**SUPPLIED MATERIAL**.
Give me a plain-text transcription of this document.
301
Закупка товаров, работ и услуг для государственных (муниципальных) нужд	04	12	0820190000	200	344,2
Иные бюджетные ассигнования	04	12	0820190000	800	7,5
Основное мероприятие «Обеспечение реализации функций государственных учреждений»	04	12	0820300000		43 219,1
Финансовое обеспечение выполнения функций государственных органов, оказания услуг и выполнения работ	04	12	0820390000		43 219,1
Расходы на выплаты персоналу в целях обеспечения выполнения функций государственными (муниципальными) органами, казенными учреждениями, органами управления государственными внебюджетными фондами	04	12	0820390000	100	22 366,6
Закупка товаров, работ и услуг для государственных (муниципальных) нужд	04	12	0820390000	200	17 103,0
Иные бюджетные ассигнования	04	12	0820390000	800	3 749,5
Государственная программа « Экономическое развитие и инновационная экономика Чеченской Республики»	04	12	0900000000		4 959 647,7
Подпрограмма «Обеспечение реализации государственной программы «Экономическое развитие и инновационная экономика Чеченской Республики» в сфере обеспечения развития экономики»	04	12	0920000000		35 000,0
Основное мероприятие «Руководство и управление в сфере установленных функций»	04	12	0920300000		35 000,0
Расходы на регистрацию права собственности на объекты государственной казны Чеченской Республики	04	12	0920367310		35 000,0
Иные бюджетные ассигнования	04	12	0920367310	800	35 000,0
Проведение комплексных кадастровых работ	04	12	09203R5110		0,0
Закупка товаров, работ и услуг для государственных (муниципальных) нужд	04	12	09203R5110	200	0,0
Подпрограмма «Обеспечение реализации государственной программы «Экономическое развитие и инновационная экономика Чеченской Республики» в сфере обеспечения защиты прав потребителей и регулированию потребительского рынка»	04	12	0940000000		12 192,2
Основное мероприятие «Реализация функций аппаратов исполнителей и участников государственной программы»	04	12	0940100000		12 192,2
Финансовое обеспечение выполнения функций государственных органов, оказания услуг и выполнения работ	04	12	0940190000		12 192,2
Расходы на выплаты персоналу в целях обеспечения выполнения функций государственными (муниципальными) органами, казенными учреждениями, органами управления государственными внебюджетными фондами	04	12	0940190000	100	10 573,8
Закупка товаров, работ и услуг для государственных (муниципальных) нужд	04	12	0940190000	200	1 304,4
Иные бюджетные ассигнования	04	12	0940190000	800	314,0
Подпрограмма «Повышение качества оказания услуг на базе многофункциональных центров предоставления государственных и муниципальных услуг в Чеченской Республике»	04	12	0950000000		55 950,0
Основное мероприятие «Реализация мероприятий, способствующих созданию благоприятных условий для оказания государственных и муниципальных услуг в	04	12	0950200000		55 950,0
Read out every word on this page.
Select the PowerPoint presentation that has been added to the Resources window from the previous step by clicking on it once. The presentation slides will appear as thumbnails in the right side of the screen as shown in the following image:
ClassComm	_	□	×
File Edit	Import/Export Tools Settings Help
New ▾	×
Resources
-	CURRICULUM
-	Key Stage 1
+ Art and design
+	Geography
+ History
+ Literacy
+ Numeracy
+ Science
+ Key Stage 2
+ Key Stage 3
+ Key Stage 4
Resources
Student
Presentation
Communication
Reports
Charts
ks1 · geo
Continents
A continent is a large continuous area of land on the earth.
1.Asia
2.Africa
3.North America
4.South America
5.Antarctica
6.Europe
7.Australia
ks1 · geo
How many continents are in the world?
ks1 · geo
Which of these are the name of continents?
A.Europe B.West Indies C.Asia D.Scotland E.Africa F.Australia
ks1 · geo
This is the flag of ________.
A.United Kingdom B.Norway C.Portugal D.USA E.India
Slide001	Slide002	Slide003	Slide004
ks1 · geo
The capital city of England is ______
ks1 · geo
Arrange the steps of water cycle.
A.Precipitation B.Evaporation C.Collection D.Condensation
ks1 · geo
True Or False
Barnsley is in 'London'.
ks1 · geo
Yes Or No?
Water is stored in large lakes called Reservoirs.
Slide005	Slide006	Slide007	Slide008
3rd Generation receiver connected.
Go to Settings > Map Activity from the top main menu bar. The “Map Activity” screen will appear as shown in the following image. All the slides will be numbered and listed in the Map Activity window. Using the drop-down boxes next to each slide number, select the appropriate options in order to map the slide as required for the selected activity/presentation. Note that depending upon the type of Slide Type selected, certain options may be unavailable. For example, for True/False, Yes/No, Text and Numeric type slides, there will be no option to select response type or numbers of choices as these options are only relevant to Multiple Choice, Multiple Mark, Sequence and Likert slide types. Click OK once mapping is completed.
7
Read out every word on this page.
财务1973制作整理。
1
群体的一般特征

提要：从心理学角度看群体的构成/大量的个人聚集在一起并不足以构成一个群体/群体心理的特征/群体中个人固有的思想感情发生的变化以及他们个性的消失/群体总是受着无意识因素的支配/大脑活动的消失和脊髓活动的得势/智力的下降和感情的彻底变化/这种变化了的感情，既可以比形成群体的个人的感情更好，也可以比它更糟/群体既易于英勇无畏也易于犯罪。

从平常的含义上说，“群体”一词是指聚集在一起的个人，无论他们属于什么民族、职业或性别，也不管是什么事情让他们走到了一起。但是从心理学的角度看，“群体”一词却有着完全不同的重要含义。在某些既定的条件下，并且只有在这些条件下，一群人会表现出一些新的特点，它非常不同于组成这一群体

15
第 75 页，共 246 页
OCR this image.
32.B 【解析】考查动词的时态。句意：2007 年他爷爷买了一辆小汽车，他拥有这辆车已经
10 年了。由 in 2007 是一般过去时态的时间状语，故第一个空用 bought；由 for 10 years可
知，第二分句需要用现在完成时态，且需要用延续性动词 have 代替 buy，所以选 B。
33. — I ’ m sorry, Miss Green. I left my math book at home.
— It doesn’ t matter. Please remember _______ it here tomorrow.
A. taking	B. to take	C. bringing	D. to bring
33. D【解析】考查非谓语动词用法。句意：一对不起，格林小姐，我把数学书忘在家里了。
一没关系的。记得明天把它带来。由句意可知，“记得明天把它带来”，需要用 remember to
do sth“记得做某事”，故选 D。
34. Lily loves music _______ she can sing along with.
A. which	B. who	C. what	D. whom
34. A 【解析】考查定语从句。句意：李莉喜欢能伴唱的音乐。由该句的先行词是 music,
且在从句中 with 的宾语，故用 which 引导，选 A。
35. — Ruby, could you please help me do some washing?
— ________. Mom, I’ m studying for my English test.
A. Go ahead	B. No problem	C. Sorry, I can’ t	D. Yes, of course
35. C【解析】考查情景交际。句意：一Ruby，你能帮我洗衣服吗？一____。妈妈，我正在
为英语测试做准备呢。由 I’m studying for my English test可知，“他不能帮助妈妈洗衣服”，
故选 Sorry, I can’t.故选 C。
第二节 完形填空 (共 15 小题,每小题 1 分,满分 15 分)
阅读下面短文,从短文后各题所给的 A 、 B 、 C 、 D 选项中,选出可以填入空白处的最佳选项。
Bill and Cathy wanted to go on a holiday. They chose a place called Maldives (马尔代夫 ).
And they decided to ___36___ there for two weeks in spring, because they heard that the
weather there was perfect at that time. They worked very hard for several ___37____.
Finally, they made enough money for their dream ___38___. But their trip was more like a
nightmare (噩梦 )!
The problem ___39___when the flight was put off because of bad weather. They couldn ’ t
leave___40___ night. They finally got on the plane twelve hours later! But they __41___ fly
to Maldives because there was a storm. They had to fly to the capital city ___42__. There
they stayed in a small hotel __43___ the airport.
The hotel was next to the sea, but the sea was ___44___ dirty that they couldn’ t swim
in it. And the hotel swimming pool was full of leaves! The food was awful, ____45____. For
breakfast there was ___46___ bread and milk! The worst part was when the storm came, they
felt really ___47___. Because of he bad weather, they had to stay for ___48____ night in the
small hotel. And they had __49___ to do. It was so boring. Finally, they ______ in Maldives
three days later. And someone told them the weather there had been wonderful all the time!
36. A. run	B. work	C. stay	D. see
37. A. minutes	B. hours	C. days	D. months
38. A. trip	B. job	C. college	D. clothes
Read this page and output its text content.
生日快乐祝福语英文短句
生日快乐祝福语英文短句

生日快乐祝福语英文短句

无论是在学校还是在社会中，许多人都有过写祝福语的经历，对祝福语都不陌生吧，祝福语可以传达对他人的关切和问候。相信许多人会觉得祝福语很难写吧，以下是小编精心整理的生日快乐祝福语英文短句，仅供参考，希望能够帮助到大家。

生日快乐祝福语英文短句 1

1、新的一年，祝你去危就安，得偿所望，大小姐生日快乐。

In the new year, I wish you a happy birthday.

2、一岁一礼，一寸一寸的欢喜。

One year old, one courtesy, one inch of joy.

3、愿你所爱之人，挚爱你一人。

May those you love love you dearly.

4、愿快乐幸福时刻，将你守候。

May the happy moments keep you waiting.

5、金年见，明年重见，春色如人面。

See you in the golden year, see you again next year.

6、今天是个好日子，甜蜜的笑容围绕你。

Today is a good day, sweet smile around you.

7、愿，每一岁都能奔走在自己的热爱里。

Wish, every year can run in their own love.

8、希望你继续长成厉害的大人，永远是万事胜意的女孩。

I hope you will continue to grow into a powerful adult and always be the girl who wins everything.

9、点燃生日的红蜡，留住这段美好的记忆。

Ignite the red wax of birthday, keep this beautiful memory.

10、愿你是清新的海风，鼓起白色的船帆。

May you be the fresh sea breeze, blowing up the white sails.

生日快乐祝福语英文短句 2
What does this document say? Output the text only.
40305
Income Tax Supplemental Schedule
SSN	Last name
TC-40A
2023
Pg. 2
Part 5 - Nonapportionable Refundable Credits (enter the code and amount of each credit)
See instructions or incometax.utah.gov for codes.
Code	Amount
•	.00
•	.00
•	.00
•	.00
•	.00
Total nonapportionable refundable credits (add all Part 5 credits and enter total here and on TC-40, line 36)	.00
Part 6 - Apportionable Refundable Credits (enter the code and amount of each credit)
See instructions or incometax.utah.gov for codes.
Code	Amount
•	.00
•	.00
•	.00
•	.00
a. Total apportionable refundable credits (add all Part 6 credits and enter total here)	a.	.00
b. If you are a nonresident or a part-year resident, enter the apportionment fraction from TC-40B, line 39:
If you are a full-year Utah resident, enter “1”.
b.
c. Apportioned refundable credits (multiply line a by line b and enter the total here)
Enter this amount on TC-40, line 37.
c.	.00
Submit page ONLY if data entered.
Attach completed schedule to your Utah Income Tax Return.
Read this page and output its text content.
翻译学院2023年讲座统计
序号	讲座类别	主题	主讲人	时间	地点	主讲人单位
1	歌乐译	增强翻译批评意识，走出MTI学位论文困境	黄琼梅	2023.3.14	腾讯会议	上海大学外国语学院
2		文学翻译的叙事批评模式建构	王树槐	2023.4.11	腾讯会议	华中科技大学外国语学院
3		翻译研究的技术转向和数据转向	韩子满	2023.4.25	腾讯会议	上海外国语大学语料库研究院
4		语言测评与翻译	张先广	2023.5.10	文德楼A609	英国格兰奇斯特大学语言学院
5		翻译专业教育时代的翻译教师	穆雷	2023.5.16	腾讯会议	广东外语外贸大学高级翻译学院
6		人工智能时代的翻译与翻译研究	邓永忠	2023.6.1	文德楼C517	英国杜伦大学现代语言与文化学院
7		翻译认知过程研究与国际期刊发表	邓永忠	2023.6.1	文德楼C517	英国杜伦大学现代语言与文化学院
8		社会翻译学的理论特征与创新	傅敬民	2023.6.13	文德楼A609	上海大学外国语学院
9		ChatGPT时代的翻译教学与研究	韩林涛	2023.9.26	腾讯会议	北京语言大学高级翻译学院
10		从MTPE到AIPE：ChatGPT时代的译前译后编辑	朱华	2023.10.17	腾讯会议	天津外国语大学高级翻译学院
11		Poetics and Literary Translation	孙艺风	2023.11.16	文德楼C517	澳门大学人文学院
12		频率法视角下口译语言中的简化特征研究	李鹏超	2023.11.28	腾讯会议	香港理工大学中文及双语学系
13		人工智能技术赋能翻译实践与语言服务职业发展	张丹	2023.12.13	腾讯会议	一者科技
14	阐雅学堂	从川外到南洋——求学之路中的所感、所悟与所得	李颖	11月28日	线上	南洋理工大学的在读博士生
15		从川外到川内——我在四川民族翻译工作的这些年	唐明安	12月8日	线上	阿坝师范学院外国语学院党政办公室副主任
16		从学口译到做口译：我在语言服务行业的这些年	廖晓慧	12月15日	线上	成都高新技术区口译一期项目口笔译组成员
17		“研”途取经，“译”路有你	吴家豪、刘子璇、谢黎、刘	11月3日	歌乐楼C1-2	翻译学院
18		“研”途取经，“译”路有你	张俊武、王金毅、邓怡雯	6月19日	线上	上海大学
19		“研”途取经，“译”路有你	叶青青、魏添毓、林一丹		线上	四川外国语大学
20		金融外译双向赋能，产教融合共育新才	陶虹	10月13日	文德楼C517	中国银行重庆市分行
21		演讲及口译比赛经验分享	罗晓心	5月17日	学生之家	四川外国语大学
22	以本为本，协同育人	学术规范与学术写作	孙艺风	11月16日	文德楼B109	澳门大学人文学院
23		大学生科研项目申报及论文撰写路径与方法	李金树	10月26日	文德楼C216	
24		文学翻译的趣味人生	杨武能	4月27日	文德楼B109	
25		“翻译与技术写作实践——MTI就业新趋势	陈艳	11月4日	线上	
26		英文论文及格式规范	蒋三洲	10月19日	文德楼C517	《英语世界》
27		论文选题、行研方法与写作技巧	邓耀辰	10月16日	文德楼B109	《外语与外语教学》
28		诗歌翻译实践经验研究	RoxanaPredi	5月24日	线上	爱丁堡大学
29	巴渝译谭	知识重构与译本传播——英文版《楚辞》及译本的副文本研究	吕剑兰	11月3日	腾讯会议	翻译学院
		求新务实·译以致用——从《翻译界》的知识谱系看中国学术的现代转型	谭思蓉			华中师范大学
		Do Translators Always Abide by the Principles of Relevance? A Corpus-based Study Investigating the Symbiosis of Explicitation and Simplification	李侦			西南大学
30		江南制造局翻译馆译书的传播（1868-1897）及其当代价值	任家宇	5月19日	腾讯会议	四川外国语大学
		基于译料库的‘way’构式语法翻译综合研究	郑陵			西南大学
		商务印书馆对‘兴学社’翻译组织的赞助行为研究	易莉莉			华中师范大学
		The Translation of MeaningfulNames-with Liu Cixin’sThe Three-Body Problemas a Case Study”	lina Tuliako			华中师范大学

**WHAT TO WORK ON**. Count how many lines above include the word "внебюджетными" and answer with that figure only.

**SOLUTION TO THIS EXERCISE**. 2